- **WORK TO BE COMPLETED**: Scan the lines below for the string "more" and copy every one that has it.

- **DATA SHOWN**:
* * *

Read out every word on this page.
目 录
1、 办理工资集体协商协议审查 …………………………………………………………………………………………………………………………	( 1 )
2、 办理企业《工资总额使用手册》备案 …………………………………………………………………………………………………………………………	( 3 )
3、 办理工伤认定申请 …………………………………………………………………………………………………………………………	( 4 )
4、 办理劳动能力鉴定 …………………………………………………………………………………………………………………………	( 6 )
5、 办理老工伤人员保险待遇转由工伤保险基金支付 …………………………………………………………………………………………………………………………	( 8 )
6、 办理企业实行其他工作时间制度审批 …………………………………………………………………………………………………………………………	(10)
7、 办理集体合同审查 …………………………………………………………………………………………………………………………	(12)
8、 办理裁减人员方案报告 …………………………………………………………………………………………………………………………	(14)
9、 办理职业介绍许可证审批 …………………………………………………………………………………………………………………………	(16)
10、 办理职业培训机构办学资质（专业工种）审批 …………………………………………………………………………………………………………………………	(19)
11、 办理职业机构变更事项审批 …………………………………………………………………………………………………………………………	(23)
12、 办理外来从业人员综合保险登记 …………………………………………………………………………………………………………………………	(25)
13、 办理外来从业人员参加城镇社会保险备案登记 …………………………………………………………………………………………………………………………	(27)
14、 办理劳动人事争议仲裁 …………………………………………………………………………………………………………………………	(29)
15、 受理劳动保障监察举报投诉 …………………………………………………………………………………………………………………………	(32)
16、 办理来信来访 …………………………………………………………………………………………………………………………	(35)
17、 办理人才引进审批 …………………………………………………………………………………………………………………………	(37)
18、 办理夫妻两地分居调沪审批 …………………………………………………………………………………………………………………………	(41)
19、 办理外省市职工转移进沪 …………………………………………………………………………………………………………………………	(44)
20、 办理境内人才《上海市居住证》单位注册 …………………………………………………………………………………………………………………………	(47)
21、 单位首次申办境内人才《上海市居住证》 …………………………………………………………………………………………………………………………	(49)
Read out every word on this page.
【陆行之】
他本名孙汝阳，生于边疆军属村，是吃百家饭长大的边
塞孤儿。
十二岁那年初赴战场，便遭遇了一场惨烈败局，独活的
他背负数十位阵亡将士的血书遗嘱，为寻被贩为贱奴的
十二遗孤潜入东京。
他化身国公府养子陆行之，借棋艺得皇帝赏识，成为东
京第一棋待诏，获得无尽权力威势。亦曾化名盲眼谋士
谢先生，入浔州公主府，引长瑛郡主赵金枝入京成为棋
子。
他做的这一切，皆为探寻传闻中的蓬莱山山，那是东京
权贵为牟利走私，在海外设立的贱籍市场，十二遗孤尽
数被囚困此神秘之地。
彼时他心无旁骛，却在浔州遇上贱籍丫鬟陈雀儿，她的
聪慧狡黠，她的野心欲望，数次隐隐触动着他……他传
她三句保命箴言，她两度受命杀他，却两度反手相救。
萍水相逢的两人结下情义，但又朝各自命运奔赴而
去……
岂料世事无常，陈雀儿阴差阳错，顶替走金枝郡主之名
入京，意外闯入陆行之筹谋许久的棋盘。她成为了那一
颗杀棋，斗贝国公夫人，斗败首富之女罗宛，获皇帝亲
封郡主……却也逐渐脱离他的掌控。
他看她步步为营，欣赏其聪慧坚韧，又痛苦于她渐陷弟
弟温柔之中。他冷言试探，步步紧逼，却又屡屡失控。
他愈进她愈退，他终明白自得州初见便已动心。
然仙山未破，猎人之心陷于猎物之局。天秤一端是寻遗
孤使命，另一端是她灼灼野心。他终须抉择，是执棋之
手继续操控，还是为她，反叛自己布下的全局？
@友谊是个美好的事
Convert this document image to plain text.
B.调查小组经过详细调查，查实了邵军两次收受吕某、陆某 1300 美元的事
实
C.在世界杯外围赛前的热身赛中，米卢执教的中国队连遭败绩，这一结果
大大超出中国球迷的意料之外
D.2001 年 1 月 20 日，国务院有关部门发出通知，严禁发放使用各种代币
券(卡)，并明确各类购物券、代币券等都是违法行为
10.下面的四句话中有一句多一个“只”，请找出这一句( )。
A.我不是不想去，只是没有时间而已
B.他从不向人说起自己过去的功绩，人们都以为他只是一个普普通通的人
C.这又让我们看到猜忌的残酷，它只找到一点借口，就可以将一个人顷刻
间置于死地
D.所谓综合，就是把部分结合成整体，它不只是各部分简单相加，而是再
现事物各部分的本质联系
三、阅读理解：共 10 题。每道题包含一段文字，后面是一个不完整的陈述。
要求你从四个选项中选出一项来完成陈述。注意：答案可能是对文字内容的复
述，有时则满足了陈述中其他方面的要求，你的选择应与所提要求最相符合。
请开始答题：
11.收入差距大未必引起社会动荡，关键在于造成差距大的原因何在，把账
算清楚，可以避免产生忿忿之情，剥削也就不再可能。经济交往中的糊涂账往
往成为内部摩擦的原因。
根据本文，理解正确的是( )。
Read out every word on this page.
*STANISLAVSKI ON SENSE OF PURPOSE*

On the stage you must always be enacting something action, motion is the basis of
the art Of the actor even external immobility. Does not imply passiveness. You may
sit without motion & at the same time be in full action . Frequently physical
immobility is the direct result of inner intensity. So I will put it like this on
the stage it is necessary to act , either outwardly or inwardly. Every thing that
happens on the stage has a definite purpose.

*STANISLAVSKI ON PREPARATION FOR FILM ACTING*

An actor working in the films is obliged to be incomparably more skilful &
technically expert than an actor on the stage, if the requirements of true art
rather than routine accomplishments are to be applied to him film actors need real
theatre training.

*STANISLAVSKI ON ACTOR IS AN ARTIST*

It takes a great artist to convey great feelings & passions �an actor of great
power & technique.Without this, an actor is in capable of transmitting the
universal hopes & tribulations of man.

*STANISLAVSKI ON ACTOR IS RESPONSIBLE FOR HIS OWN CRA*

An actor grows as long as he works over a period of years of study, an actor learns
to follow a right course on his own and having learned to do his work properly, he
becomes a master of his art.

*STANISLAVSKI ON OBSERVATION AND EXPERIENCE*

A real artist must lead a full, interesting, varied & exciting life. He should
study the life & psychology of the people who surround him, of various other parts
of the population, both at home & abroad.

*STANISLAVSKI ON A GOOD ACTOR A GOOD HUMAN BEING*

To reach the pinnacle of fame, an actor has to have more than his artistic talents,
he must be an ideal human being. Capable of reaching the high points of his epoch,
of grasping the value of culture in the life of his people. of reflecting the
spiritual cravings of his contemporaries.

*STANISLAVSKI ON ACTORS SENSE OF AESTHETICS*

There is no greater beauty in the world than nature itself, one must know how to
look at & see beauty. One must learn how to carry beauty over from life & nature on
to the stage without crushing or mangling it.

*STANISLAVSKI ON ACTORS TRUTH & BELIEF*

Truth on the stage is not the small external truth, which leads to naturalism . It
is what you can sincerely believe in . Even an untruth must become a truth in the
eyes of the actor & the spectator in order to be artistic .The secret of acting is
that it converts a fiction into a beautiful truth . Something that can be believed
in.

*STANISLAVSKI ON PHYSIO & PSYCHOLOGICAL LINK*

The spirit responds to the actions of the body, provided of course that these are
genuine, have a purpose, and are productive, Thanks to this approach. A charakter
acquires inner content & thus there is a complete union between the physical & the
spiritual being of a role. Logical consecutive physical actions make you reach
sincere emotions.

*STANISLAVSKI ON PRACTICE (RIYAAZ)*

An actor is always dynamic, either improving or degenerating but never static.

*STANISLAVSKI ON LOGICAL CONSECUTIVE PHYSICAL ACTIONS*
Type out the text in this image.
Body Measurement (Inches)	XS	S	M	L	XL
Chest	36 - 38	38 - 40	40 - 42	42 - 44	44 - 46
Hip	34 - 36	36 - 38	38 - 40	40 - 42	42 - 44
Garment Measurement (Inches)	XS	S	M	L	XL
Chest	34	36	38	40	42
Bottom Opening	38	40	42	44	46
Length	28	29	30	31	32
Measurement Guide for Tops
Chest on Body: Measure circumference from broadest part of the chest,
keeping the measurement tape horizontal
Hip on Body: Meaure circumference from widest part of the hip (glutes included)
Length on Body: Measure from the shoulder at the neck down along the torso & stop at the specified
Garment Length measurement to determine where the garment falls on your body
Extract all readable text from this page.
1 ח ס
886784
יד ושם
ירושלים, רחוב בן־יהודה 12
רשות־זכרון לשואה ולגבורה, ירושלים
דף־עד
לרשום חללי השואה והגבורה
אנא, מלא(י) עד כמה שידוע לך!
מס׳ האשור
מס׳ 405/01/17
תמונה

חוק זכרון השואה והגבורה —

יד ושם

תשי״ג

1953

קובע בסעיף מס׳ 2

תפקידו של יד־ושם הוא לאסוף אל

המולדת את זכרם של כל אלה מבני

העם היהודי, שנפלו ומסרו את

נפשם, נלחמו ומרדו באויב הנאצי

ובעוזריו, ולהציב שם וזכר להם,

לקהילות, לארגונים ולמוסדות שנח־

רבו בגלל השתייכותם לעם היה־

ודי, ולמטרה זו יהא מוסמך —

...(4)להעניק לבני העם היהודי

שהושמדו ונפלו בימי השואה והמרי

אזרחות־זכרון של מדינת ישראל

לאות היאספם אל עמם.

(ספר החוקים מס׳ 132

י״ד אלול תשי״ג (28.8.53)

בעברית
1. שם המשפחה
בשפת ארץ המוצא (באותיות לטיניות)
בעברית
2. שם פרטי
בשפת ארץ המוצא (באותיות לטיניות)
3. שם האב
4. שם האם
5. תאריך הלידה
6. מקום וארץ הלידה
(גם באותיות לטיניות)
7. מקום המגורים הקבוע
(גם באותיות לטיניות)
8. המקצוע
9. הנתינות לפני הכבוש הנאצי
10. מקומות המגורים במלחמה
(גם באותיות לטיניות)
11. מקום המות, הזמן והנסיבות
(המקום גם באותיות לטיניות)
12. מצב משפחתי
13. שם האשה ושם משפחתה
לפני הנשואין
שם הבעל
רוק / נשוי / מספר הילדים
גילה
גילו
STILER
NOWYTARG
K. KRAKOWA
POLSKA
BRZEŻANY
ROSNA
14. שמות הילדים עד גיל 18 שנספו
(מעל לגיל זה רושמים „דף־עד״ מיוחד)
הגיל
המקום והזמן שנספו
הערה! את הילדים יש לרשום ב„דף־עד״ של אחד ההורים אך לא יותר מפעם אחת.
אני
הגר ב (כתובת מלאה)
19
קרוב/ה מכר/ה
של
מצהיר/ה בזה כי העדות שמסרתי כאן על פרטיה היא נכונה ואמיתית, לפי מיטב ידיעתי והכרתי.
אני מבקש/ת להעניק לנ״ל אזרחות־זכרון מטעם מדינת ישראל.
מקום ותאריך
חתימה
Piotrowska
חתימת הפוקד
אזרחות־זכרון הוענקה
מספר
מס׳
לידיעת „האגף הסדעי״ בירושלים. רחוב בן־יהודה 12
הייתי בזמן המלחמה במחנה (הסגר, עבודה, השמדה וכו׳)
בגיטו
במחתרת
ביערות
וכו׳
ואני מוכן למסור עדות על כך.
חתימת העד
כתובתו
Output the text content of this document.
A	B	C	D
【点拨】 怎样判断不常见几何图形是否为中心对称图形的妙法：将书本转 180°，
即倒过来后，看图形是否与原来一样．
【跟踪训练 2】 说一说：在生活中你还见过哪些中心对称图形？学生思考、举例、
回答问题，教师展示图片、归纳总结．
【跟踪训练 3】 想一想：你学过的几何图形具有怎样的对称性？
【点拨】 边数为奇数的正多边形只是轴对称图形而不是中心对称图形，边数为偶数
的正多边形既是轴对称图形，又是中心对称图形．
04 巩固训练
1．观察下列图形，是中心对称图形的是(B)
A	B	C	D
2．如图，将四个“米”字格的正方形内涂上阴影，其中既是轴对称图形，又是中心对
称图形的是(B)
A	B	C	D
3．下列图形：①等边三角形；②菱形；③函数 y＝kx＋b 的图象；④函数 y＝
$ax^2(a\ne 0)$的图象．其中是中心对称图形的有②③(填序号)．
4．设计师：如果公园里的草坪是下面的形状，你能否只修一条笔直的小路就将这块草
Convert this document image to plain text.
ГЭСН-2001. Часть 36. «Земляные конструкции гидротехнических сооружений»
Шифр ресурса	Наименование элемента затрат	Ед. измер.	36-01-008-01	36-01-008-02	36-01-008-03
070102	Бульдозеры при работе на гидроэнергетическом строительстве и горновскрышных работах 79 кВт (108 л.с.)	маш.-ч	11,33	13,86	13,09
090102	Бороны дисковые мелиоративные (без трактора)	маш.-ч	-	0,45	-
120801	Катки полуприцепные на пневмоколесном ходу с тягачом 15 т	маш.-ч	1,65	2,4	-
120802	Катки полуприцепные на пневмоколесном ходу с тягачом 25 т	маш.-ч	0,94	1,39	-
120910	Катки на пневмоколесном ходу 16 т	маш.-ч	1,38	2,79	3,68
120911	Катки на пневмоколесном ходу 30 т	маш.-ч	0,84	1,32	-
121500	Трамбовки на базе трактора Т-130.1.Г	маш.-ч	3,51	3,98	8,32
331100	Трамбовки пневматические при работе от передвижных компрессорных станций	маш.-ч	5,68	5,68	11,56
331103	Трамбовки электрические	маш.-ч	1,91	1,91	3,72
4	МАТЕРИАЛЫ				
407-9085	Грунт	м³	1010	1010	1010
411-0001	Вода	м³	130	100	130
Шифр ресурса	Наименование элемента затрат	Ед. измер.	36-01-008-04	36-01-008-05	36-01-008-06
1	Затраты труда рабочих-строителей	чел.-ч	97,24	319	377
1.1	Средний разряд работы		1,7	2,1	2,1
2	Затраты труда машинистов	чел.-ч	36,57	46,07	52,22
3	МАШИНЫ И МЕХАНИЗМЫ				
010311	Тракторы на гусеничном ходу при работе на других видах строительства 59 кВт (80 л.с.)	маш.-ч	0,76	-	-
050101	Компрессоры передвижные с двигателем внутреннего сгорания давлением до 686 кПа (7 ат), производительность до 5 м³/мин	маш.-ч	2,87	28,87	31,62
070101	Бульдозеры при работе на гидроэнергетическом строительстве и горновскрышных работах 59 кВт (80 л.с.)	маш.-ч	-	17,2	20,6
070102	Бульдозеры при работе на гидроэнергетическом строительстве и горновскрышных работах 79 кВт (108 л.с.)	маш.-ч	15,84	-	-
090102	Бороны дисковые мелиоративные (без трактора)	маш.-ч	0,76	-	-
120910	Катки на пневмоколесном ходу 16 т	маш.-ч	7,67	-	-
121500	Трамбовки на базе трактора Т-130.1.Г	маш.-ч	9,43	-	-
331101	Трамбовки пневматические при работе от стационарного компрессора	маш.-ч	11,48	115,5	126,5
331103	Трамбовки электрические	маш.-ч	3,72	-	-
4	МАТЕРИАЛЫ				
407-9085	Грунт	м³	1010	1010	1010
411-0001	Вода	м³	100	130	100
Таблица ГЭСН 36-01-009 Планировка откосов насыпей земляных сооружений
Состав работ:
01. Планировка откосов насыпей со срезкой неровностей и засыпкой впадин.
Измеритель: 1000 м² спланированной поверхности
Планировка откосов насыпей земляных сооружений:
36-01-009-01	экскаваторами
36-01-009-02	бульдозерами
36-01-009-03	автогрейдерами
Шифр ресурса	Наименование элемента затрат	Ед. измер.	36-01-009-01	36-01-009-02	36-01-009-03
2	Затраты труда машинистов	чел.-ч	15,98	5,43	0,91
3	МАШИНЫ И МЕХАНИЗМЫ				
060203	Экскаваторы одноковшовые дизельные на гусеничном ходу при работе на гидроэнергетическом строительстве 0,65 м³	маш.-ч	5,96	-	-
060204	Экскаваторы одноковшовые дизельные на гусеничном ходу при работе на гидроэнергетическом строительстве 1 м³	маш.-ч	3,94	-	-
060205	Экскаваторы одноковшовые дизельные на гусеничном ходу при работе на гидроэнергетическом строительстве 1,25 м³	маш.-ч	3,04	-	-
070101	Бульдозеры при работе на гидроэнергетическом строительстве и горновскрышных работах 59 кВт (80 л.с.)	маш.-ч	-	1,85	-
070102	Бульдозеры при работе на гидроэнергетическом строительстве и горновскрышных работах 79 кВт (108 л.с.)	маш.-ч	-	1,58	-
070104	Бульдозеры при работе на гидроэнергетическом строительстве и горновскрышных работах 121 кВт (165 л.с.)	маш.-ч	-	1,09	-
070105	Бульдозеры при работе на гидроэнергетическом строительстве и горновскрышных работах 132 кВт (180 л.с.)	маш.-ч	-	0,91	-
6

* * *

- **EXERCISE RESULT**:
An actor working in the films is obliged to be incomparably more skilful &
To reach the pinnacle of fame, an actor has to have more than his artistic talents,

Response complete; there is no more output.